++++ Records for this exercise ++++
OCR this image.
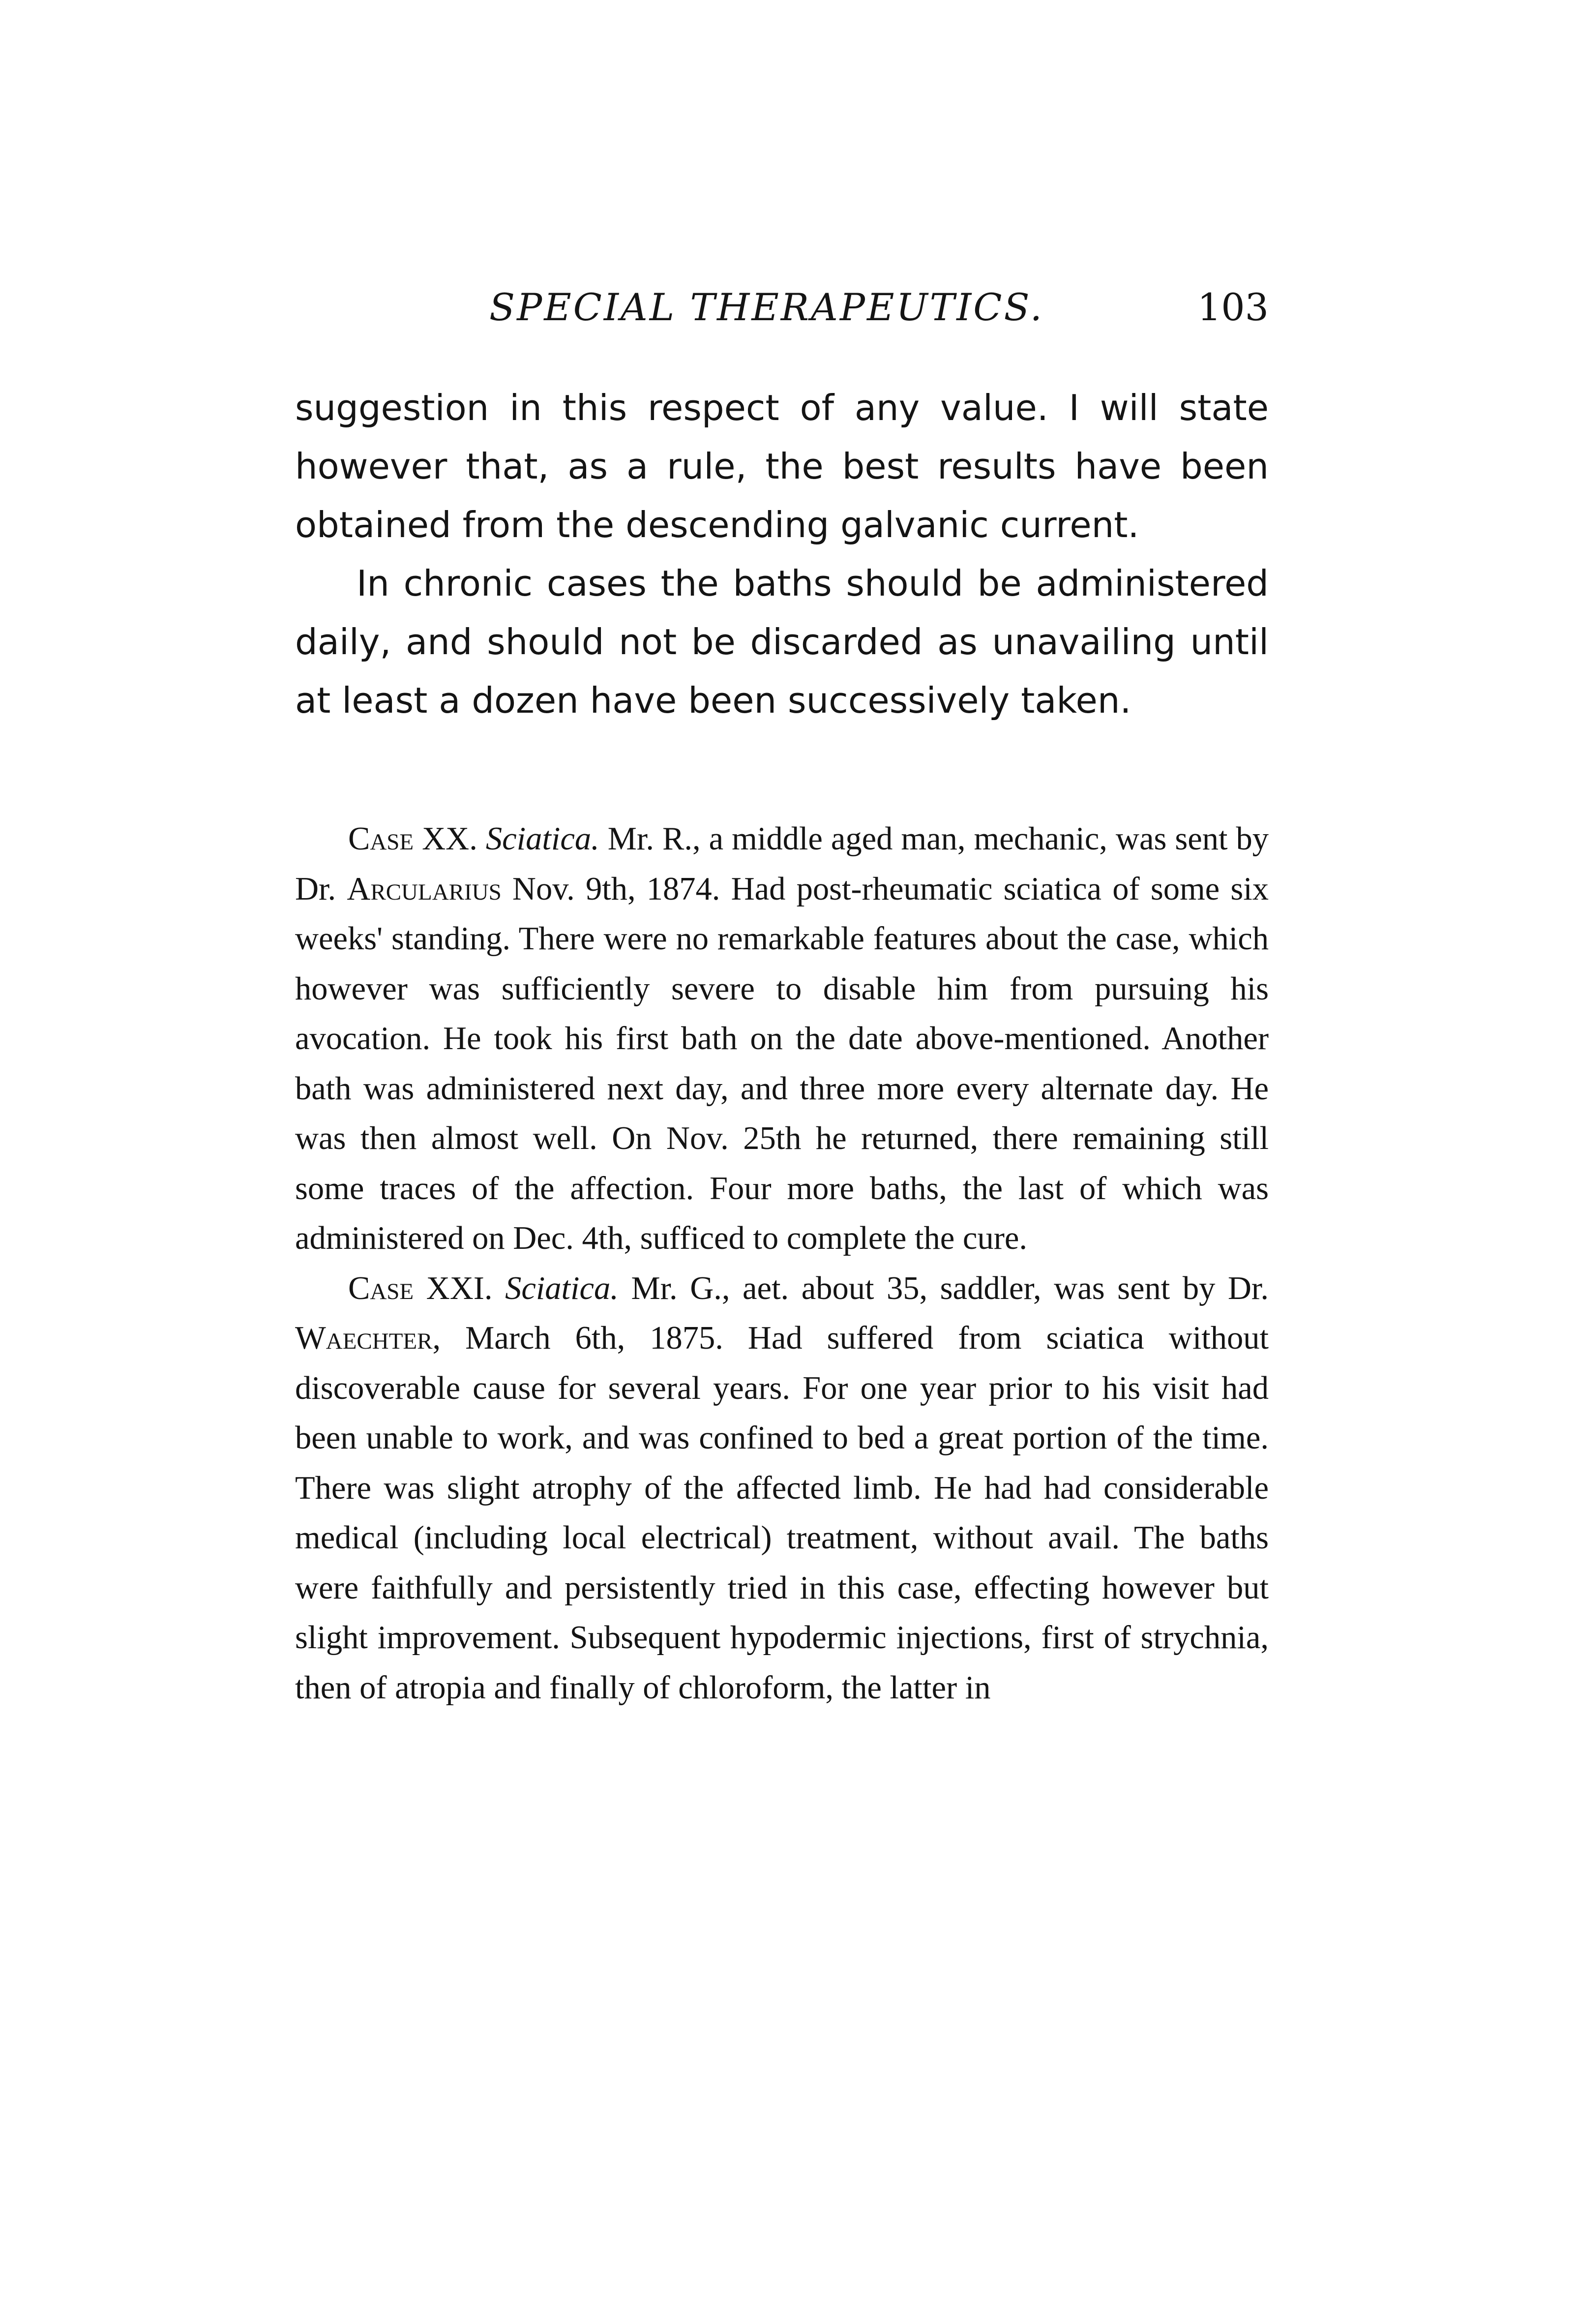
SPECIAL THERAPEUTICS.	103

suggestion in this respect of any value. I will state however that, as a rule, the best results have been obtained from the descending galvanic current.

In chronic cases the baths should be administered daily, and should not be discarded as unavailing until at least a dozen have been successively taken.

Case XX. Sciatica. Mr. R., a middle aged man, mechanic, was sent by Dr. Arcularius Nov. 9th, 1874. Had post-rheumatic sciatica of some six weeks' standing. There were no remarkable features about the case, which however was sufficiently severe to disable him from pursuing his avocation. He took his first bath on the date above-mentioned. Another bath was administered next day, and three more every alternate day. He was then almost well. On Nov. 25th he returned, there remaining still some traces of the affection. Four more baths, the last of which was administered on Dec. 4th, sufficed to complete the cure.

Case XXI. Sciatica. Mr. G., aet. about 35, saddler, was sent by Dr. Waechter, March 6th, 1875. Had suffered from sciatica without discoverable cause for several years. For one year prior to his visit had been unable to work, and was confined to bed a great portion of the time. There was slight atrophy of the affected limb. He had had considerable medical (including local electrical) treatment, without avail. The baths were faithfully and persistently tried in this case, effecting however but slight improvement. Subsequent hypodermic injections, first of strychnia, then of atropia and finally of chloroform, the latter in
++++
++++ Records for this exercise ++++
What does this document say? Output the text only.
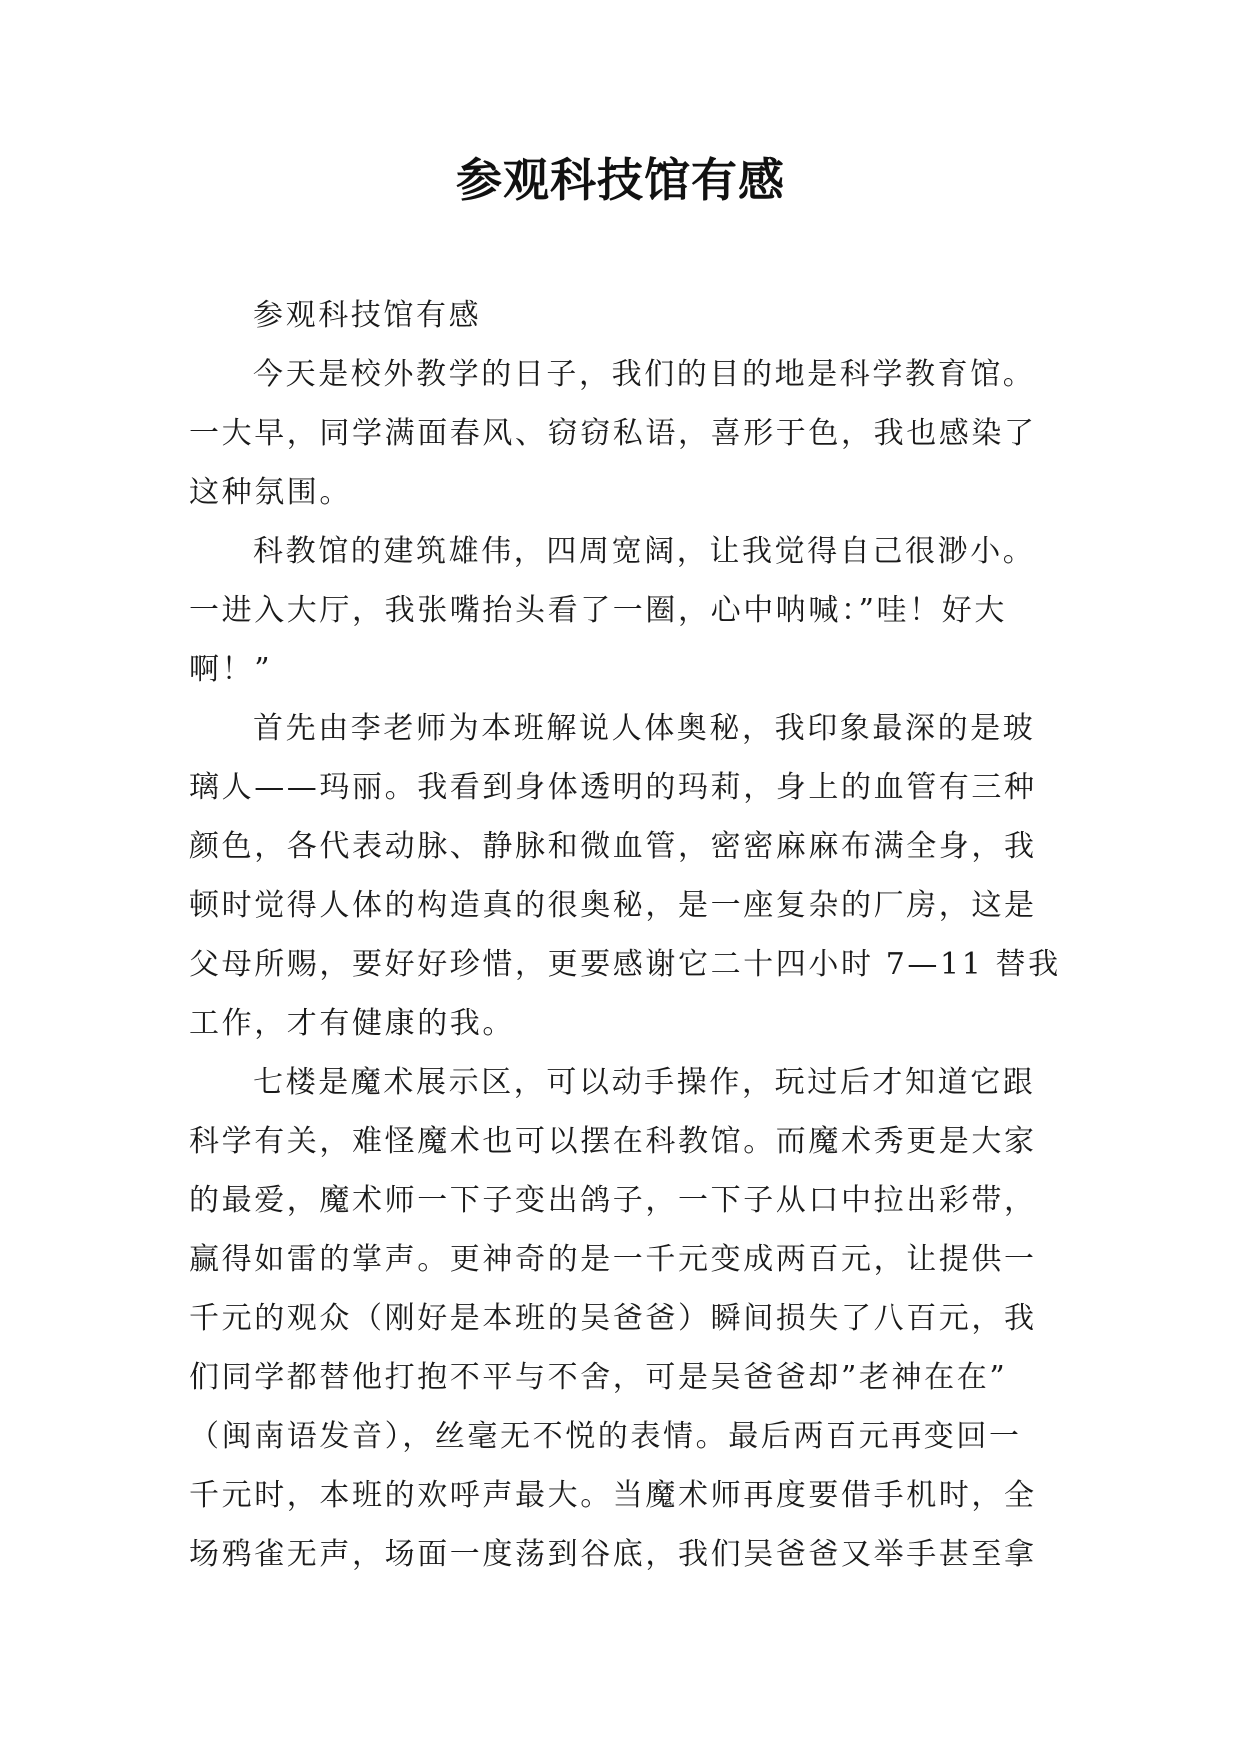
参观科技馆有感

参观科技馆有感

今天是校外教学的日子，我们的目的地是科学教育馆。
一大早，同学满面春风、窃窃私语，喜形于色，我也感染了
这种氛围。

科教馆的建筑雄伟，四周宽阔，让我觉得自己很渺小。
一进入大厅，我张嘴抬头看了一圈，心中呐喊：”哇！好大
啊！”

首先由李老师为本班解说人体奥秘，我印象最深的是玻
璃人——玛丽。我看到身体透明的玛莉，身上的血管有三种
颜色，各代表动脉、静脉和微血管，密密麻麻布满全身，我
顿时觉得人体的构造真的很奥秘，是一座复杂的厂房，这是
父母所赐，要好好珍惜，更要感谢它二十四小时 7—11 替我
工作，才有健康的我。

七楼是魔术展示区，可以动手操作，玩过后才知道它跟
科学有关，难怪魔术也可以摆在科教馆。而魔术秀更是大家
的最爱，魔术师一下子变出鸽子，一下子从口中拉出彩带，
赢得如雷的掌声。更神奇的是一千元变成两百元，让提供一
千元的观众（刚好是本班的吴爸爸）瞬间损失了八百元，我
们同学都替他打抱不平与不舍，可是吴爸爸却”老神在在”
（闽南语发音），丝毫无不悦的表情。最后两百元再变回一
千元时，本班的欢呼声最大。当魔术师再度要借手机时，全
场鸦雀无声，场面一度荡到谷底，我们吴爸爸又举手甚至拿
++++
++++ Records for this exercise ++++
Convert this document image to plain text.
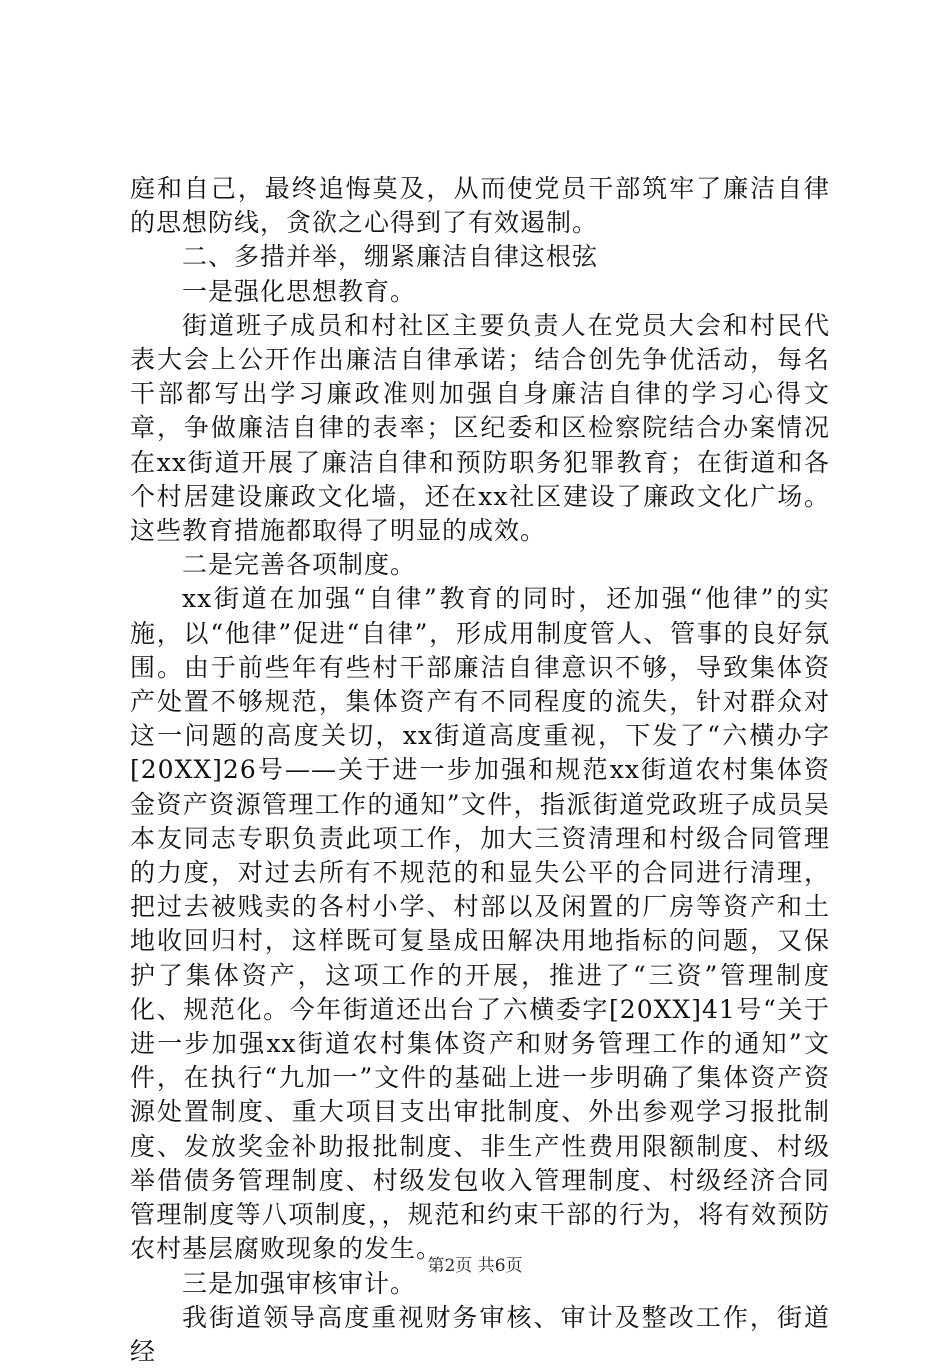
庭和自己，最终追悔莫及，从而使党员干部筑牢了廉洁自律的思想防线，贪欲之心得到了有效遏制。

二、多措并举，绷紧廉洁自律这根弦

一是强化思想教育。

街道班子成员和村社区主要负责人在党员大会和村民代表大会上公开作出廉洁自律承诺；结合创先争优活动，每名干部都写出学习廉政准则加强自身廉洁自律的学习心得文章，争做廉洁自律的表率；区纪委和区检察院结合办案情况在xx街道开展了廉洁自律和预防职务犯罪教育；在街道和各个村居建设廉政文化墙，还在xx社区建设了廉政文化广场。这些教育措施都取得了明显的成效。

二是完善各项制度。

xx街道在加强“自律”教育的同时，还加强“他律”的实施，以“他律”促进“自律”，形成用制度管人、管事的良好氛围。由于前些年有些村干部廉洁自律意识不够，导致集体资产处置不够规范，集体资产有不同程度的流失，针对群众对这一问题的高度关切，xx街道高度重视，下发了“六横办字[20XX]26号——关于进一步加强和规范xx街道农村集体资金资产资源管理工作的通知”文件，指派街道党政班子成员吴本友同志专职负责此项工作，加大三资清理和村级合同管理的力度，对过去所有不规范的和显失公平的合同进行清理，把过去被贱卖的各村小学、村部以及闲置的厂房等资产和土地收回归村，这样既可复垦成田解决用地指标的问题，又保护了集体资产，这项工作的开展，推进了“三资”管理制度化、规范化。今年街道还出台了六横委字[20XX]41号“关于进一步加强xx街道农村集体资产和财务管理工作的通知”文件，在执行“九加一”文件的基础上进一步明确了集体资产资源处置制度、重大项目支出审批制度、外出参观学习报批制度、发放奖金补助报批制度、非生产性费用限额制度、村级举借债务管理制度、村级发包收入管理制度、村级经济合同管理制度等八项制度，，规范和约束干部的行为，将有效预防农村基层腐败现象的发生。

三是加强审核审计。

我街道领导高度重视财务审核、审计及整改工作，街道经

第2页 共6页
++++
To do: Scan the material above. Extract every line in which the word "image" occurs.

Answer below:
OCR this image.
Convert this document image to plain text.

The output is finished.